[Extracted data entries]

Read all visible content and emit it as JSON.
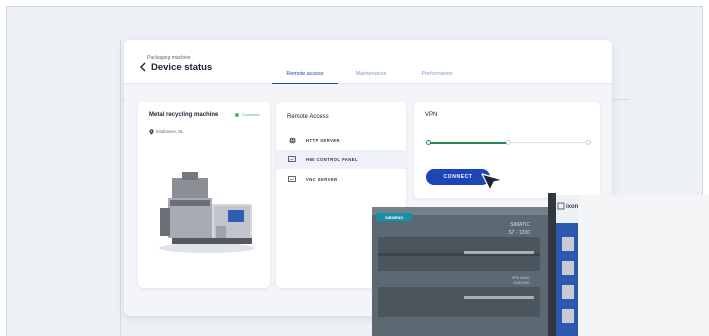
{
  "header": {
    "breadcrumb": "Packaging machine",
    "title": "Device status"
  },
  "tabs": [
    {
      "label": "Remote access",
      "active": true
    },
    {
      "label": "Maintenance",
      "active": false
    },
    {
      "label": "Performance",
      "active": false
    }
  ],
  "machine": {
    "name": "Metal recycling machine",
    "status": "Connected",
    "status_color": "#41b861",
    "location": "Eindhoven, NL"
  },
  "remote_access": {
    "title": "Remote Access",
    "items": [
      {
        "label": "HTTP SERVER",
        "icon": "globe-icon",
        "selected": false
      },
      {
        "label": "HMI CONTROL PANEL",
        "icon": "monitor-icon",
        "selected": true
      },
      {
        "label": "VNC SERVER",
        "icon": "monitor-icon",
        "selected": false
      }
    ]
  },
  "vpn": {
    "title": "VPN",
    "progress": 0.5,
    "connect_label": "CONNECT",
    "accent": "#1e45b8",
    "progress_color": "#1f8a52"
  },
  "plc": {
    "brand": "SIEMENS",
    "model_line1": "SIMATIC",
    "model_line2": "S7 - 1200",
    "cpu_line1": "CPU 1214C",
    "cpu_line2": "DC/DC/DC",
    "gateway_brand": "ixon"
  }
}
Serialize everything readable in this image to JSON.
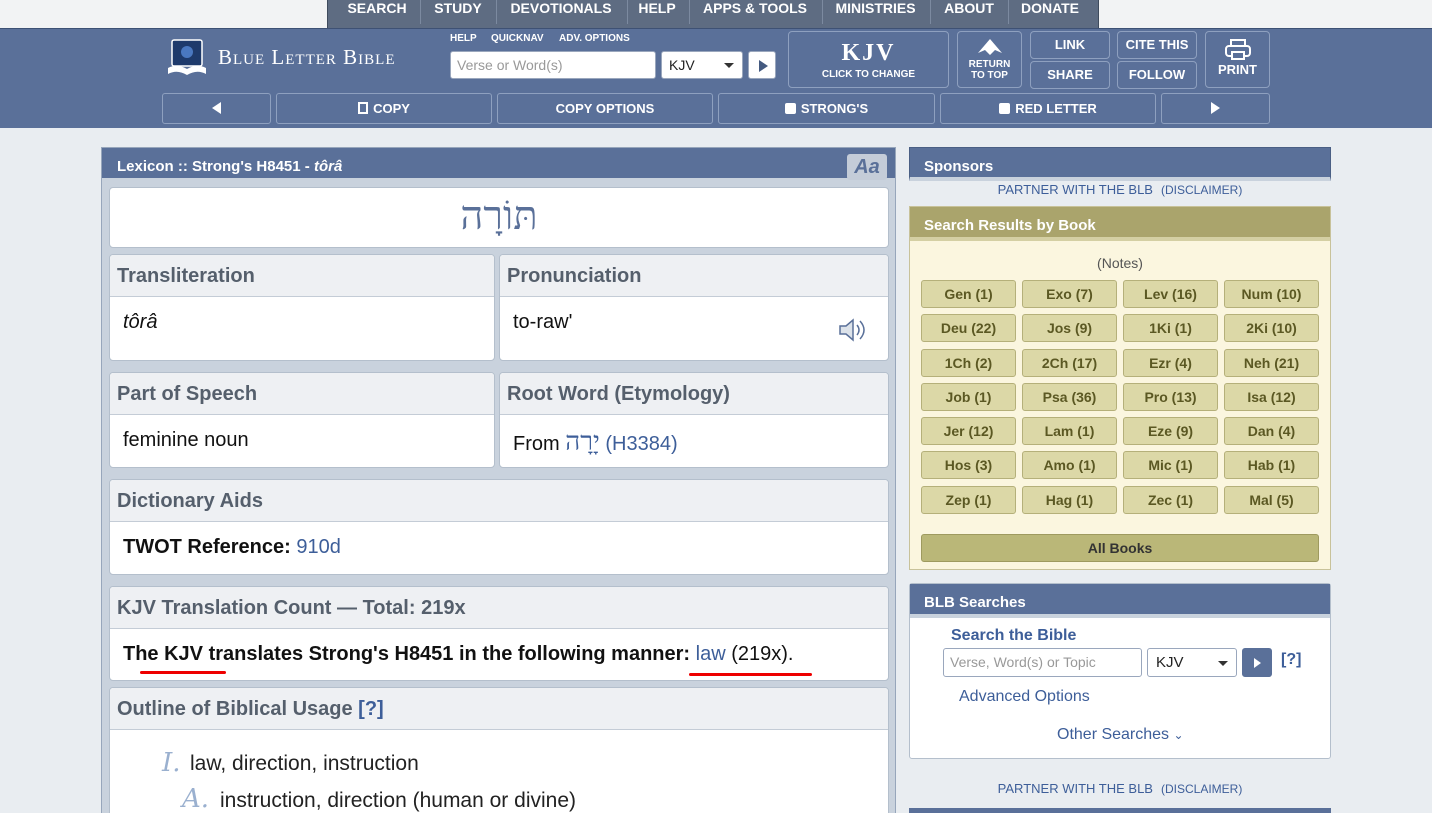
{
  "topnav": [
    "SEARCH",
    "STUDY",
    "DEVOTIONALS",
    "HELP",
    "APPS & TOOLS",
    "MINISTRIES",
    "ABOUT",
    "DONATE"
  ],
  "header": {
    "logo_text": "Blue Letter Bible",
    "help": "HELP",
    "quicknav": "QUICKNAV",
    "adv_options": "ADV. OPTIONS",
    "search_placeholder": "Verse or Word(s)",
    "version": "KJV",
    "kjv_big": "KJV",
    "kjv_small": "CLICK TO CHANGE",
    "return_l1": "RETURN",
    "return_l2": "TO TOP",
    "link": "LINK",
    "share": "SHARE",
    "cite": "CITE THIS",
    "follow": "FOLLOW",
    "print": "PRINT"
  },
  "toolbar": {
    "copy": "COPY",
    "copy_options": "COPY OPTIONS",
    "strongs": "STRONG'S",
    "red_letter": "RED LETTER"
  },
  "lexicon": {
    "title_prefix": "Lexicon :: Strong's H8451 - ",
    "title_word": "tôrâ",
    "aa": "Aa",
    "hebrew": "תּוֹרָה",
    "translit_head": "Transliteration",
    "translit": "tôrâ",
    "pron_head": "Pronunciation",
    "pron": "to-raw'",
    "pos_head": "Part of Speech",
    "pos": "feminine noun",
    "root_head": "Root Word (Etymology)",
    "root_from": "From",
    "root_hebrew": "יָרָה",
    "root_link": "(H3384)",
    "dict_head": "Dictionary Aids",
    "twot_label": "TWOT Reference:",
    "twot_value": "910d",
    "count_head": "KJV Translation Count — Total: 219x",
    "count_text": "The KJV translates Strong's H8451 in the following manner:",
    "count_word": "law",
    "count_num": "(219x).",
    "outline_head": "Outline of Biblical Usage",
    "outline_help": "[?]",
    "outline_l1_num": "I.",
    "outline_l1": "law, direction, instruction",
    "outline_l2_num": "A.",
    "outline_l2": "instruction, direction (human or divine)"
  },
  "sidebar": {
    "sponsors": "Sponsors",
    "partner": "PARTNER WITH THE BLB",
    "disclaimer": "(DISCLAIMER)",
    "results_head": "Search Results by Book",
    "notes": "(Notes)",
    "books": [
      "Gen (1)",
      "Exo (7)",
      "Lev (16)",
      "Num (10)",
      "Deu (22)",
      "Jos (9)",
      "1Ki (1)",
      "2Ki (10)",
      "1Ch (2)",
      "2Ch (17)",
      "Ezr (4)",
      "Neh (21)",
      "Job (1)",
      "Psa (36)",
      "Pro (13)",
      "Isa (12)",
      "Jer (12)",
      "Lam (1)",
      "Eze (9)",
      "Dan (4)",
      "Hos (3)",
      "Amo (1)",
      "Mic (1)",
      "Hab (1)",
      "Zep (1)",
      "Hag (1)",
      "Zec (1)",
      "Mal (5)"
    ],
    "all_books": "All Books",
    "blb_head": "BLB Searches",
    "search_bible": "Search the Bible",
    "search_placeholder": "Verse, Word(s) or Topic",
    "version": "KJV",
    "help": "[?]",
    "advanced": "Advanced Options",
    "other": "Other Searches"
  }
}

▶ _TASK REQUIREMENTS_
Reproduce the whole listing above word for word, but not its pictures.

▶ _RESPONSE TO THIS TASK_
Read all visible content and emit it as JSON.
{
  "header": {
    "breadcrumb": "Packaging machine",
    "title": "Device status"
  },
  "tabs": [
    {
      "label": "Remote access",
      "active": true
    },
    {
      "label": "Maintenance",
      "active": false
    },
    {
      "label": "Performance",
      "active": false
    }
  ],
  "machine": {
    "name": "Metal recycling machine",
    "status": "Connected",
    "status_color": "#41b861",
    "location": "Eindhoven, NL"
  },
  "remote_access": {
    "title": "Remote Access",
    "items": [
      {
        "label": "HTTP SERVER",
        "icon": "globe-icon",
        "selected": false
      },
      {
        "label": "HMI CONTROL PANEL",
        "icon": "monitor-icon",
        "selected": true
      },
      {
        "label": "VNC SERVER",
        "icon": "monitor-icon",
        "selected": false
      }
    ]
  },
  "vpn": {
    "title": "VPN",
    "progress": 0.5,
    "connect_label": "CONNECT",
    "accent": "#1e45b8",
    "progress_color": "#1f8a52"
  },
  "plc": {
    "brand": "SIEMENS",
    "model_line1": "SIMATIC",
    "model_line2": "S7 - 1200",
    "cpu_line1": "CPU 1214C",
    "cpu_line2": "DC/DC/DC",
    "gateway_brand": "ixon"
  }
}
Serialize everything readable in this image to JSON.
{
  "topnav": [
    "SEARCH",
    "STUDY",
    "DEVOTIONALS",
    "HELP",
    "APPS & TOOLS",
    "MINISTRIES",
    "ABOUT",
    "DONATE"
  ],
  "header": {
    "logo_text": "Blue Letter Bible",
    "help": "HELP",
    "quicknav": "QUICKNAV",
    "adv_options": "ADV. OPTIONS",
    "search_placeholder": "Verse or Word(s)",
    "version": "KJV",
    "kjv_big": "KJV",
    "kjv_small": "CLICK TO CHANGE",
    "return_l1": "RETURN",
    "return_l2": "TO TOP",
    "link": "LINK",
    "share": "SHARE",
    "cite": "CITE THIS",
    "follow": "FOLLOW",
    "print": "PRINT"
  },
  "toolbar": {
    "copy": "COPY",
    "copy_options": "COPY OPTIONS",
    "strongs": "STRONG'S",
    "red_letter": "RED LETTER"
  },
  "lexicon": {
    "title_prefix": "Lexicon :: Strong's H8451 - ",
    "title_word": "tôrâ",
    "aa": "Aa",
    "hebrew": "תּוֹרָה",
    "translit_head": "Transliteration",
    "translit": "tôrâ",
    "pron_head": "Pronunciation",
    "pron": "to-raw'",
    "pos_head": "Part of Speech",
    "pos": "feminine noun",
    "root_head": "Root Word (Etymology)",
    "root_from": "From",
    "root_hebrew": "יָרָה",
    "root_link": "(H3384)",
    "dict_head": "Dictionary Aids",
    "twot_label": "TWOT Reference:",
    "twot_value": "910d",
    "count_head": "KJV Translation Count — Total: 219x",
    "count_text": "The KJV translates Strong's H8451 in the following manner:",
    "count_word": "law",
    "count_num": "(219x).",
    "outline_head": "Outline of Biblical Usage",
    "outline_help": "[?]",
    "outline_l1_num": "I.",
    "outline_l1": "law, direction, instruction",
    "outline_l2_num": "A.",
    "outline_l2": "instruction, direction (human or divine)"
  },
  "sidebar": {
    "sponsors": "Sponsors",
    "partner": "PARTNER WITH THE BLB",
    "disclaimer": "(DISCLAIMER)",
    "results_head": "Search Results by Book",
    "notes": "(Notes)",
    "books": [
      "Gen (1)",
      "Exo (7)",
      "Lev (16)",
      "Num (10)",
      "Deu (22)",
      "Jos (9)",
      "1Ki (1)",
      "2Ki (10)",
      "1Ch (2)",
      "2Ch (17)",
      "Ezr (4)",
      "Neh (21)",
      "Job (1)",
      "Psa (36)",
      "Pro (13)",
      "Isa (12)",
      "Jer (12)",
      "Lam (1)",
      "Eze (9)",
      "Dan (4)",
      "Hos (3)",
      "Amo (1)",
      "Mic (1)",
      "Hab (1)",
      "Zep (1)",
      "Hag (1)",
      "Zec (1)",
      "Mal (5)"
    ],
    "all_books": "All Books",
    "blb_head": "BLB Searches",
    "search_bible": "Search the Bible",
    "search_placeholder": "Verse, Word(s) or Topic",
    "version": "KJV",
    "help": "[?]",
    "advanced": "Advanced Options",
    "other": "Other Searches"
  }
}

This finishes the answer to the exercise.